--- SHORT PROBLEM ---
Take each line containing "What" and report it exactly as written.

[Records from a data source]
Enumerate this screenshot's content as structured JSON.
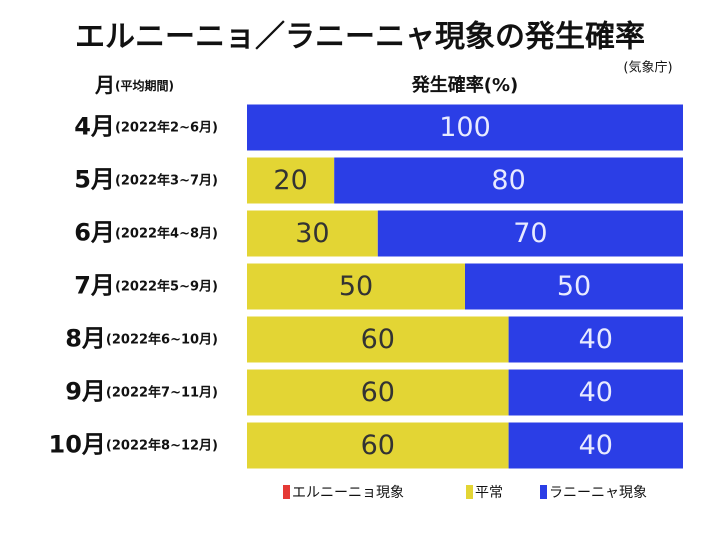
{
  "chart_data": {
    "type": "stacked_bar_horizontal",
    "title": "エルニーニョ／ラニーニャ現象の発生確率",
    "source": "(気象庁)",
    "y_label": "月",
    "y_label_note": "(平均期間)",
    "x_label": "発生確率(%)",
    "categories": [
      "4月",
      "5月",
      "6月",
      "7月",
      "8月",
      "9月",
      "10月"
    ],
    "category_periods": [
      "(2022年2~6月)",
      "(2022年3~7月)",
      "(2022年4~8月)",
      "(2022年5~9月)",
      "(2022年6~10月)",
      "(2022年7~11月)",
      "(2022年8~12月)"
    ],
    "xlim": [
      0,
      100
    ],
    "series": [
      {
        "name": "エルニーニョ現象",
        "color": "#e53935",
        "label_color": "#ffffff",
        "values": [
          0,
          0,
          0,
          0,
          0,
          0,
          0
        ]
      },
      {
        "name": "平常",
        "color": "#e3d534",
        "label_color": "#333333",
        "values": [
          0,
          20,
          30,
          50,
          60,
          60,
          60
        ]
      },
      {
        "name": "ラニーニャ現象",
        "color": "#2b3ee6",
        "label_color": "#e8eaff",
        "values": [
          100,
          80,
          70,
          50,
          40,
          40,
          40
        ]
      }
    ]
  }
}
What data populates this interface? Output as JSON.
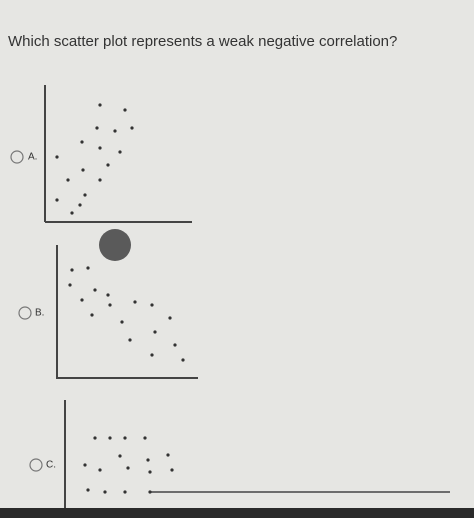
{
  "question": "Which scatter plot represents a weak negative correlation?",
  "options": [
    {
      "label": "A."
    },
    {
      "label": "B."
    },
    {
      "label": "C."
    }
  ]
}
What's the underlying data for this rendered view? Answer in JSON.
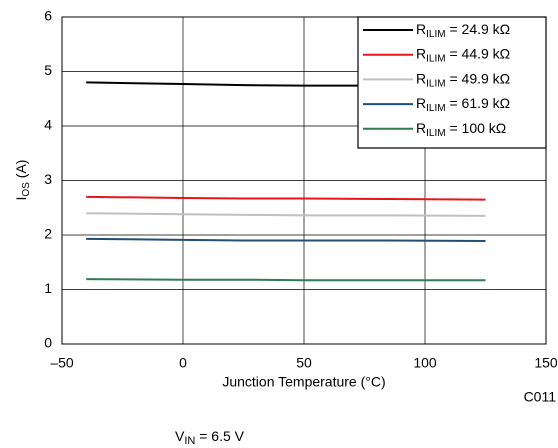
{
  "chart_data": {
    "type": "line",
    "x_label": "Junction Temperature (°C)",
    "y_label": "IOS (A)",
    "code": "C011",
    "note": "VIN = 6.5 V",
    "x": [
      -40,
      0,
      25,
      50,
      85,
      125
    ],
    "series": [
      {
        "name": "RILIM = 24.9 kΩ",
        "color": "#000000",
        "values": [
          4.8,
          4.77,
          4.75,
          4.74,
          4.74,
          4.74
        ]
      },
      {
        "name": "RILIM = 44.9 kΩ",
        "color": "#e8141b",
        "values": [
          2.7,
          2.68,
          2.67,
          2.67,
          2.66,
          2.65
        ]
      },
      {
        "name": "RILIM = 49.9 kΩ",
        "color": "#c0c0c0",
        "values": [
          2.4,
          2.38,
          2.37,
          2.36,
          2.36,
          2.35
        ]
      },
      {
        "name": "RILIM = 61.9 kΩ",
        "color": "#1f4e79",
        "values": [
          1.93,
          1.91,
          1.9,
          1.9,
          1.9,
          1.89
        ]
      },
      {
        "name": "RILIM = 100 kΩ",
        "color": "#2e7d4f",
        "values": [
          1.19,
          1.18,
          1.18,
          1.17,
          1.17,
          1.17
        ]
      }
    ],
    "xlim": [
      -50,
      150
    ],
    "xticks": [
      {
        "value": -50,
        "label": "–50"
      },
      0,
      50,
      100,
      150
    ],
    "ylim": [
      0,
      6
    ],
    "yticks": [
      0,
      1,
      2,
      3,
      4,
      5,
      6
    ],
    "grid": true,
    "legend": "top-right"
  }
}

--- RESULT OF THE EXERCISE ---
What data populates this interface? Output as JSON.
What's the underlying data for this rendered view? Answer in JSON.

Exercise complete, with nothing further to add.